[Start Quoted text]
In this context, we present JamLab: a low-cost infrastructure to augment existing LPWN testbeds with accurate interference generation in LPWN testbeds, useful to experimentally investigate the impact of interference on LPWN protocols.
We investigate how interference in a shared wireless medium can be mitigated by performing wireless channel energy sensing in low-cost and low-power hardware. For this pupose, we introduce a novel channel quality metric—dubbed CQ—based on availability of the channel over time, which meaningfully quantifies interference. Using data collected from a number of Wi-Fi networks operating in a library building, we show that our metric has strong correlation with the Packet Reception Rate (PRR). We then explore dynamic radio resource adaptation techniques—namely packet size and error correction code overhead optimisations—based on instantaneous spectrum usage as quantified by our CQ metric.
To conclude, we study emerging fast fading in the composite channel under constructive baseband interference, which has been recently introduced in low-power wireless networks as a promising technique. We show the resulting composite signal becomes vulnerable in the presence of noise, leading to significant deterioration of the link, whenever the carriers have similar amplitudes.
Overall, our results suggest that the proposed tools and techniques have the potential to improve performance in LPWN operating in the unlicensed spectrum, improving coexistence while maintaining energy-efficiency. Future work includes implementation in next generation platforms, which provides superior computational capacity and more flexible radio chip designs.
[End Quoted text]
▸ **Written exercise A**
In the passage above on low-power wireless networks, rewrite the paragraph beginning "To conclude, we study" as a short bulleted list that keeps its main facts.
[Start Available records]
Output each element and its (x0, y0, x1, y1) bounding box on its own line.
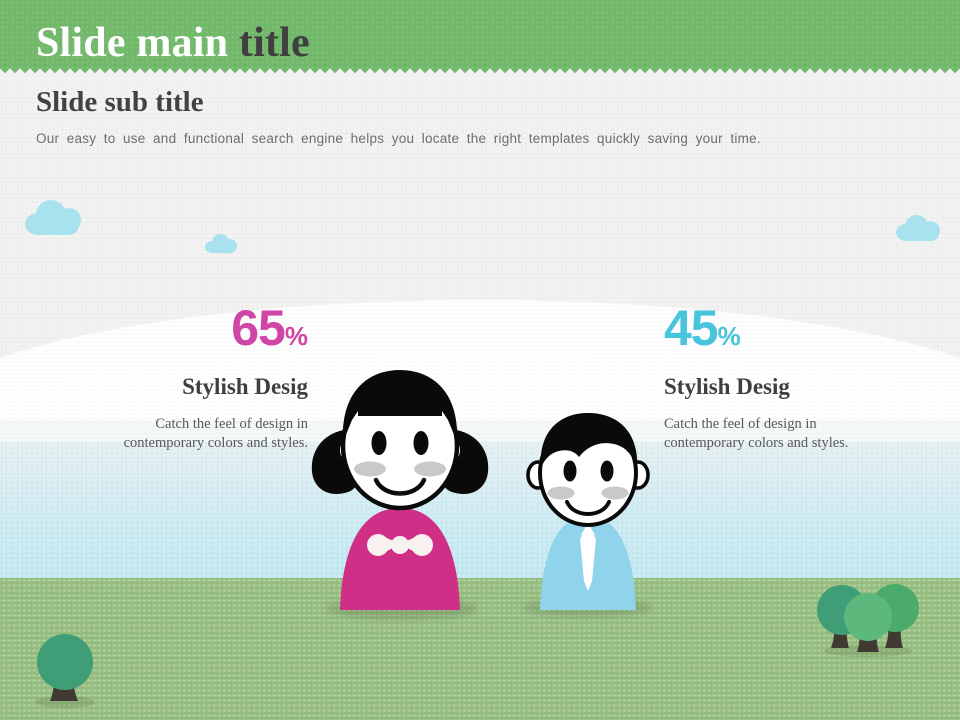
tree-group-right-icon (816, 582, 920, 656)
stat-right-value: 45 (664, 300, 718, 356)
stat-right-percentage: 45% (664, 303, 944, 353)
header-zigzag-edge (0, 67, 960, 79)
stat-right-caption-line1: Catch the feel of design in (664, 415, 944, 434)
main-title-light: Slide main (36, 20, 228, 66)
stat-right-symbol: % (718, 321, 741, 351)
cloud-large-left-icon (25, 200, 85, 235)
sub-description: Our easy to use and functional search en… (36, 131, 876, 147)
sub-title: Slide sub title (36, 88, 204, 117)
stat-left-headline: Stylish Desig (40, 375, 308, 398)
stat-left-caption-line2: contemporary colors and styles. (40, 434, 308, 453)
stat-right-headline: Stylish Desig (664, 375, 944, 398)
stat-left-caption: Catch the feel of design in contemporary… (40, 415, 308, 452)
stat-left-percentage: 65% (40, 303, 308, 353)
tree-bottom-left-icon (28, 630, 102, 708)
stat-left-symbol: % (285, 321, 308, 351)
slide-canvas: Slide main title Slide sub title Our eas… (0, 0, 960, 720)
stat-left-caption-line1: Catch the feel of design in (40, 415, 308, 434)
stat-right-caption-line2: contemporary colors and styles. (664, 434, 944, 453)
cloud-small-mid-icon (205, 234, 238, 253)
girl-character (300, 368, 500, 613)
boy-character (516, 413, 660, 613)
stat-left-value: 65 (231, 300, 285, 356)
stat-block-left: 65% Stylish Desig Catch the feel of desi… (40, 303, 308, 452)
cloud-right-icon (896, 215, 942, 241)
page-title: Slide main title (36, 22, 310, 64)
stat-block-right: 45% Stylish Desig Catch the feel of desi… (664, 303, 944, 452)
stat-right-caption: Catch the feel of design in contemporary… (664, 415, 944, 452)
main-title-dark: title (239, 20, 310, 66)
[End Available records]
▸ **Written exercise B**
Print character for character the lines of the listing starting at the line that contains "tree-group-right-icon (816, 582, 920, 656)" and ending at the line that contains "stat-left-headline: Stylish Desig", including both of those lines.

▸ **Correct answer A**
- Studies emerging fast fading in the composite channel under constructive baseband interference.
- Constructive baseband interference was recently introduced in low-power wireless networks as a promising technique.
- When the carriers have similar amplitudes, the composite signal becomes vulnerable to noise, causing significant deterioration of the link.

▸ **Correct answer B**
tree-group-right-icon (816, 582, 920, 656)
stat-right-value: 45 (664, 300, 718, 356)
stat-right-percentage: 45% (664, 303, 944, 353)
header-zigzag-edge (0, 67, 960, 79)
stat-right-caption-line1: Catch the feel of design in (664, 415, 944, 434)
main-title-light: Slide main (36, 20, 228, 66)
stat-right-symbol: % (718, 321, 741, 351)
cloud-large-left-icon (25, 200, 85, 235)
sub-description: Our easy to use and functional search en… (36, 131, 876, 147)
sub-title: Slide sub title (36, 88, 204, 117)
stat-left-headline: Stylish Desig (40, 375, 308, 398)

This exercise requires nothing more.